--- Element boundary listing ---
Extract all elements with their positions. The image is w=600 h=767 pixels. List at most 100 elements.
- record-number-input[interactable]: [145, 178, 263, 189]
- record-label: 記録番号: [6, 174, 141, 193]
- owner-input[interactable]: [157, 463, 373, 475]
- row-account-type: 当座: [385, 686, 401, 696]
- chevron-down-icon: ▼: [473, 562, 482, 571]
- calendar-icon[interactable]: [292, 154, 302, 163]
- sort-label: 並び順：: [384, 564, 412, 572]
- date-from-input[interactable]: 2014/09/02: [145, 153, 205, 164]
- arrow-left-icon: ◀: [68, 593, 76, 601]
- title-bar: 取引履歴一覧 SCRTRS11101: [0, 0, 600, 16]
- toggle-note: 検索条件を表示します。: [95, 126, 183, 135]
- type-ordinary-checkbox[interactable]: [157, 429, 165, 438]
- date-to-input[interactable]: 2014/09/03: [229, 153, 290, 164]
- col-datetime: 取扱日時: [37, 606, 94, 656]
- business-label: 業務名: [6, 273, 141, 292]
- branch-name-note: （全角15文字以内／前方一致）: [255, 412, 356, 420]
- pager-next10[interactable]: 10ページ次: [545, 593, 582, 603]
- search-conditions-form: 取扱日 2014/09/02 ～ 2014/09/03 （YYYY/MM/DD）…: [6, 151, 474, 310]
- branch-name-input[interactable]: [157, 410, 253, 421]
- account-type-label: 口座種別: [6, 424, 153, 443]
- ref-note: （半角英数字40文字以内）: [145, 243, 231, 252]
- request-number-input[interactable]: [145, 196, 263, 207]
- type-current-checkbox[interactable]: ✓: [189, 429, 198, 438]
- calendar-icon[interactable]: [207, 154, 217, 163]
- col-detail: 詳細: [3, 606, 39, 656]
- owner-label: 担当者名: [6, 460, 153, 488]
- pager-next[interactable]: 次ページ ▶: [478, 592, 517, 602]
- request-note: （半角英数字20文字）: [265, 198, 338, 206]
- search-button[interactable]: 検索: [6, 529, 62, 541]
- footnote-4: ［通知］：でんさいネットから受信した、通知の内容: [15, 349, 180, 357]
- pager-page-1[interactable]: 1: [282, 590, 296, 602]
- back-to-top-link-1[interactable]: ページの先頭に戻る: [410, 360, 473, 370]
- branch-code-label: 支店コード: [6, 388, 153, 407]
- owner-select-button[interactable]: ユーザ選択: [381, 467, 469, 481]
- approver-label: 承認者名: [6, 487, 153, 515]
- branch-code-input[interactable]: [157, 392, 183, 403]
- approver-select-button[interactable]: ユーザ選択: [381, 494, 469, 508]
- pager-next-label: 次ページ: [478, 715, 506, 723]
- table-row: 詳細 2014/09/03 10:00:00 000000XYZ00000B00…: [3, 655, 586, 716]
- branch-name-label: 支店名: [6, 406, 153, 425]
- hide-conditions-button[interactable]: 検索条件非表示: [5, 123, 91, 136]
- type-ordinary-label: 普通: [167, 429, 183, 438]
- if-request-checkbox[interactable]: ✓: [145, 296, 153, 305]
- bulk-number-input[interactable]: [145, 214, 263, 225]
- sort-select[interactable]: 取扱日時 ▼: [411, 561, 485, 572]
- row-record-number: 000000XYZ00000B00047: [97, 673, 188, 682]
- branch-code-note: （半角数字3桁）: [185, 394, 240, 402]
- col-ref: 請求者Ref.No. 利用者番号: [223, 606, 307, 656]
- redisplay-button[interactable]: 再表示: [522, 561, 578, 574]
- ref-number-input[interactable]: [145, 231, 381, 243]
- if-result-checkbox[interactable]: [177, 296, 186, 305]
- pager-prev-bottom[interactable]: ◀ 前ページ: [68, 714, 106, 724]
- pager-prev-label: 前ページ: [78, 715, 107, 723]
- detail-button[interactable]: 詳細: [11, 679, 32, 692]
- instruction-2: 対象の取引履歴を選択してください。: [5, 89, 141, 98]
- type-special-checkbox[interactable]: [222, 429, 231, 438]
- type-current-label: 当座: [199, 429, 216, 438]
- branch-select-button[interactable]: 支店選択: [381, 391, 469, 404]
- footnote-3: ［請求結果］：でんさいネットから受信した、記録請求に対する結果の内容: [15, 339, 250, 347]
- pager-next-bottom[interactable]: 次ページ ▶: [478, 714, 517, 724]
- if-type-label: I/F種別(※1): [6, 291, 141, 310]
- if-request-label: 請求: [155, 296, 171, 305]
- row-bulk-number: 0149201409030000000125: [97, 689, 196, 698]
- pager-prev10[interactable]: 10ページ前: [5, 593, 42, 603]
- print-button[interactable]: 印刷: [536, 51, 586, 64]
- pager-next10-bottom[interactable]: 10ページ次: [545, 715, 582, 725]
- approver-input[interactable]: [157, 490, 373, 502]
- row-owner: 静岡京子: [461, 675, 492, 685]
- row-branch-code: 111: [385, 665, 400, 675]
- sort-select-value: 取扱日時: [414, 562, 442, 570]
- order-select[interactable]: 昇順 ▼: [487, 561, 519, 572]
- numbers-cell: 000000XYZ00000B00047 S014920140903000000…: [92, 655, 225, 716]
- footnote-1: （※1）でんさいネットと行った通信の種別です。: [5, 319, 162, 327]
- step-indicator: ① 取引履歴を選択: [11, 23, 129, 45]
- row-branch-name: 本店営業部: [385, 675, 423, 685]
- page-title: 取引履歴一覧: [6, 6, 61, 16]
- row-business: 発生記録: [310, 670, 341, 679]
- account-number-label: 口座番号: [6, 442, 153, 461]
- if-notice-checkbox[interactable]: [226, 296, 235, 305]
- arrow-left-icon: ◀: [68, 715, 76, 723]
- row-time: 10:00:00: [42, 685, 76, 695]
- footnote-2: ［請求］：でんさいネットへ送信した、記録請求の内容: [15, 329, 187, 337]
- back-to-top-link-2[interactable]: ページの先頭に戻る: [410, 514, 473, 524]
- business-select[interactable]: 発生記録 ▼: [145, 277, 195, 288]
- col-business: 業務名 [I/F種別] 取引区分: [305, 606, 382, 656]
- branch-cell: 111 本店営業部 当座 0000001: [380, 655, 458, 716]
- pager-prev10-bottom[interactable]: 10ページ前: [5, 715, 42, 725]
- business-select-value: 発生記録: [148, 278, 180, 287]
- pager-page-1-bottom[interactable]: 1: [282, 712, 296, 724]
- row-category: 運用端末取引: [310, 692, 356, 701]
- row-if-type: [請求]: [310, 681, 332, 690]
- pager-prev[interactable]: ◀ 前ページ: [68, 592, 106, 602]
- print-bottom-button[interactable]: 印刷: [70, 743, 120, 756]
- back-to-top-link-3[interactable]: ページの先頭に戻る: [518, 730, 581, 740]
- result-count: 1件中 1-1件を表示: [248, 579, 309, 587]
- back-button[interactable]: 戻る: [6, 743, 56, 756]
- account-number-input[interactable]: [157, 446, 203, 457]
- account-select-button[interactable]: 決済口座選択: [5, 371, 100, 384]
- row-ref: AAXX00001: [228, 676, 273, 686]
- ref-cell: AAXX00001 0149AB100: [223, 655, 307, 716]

--- Directions for this task ---
Reproduce the listing word for word, from its first line through the line containing "- title-bar: 取引履歴一覧", including both of those lines.

--- Complete output ---
Extract all elements with their positions. The image is w=600 h=767 pixels. List at most 100 elements.
- record-number-input[interactable]: [145, 178, 263, 189]
- record-label: 記録番号: [6, 174, 141, 193]
- owner-input[interactable]: [157, 463, 373, 475]
- row-account-type: 当座: [385, 686, 401, 696]
- chevron-down-icon: ▼: [473, 562, 482, 571]
- calendar-icon[interactable]: [292, 154, 302, 163]
- sort-label: 並び順：: [384, 564, 412, 572]
- date-from-input[interactable]: 2014/09/02: [145, 153, 205, 164]
- arrow-left-icon: ◀: [68, 593, 76, 601]
- title-bar: 取引履歴一覧 SCRTRS11101: [0, 0, 600, 16]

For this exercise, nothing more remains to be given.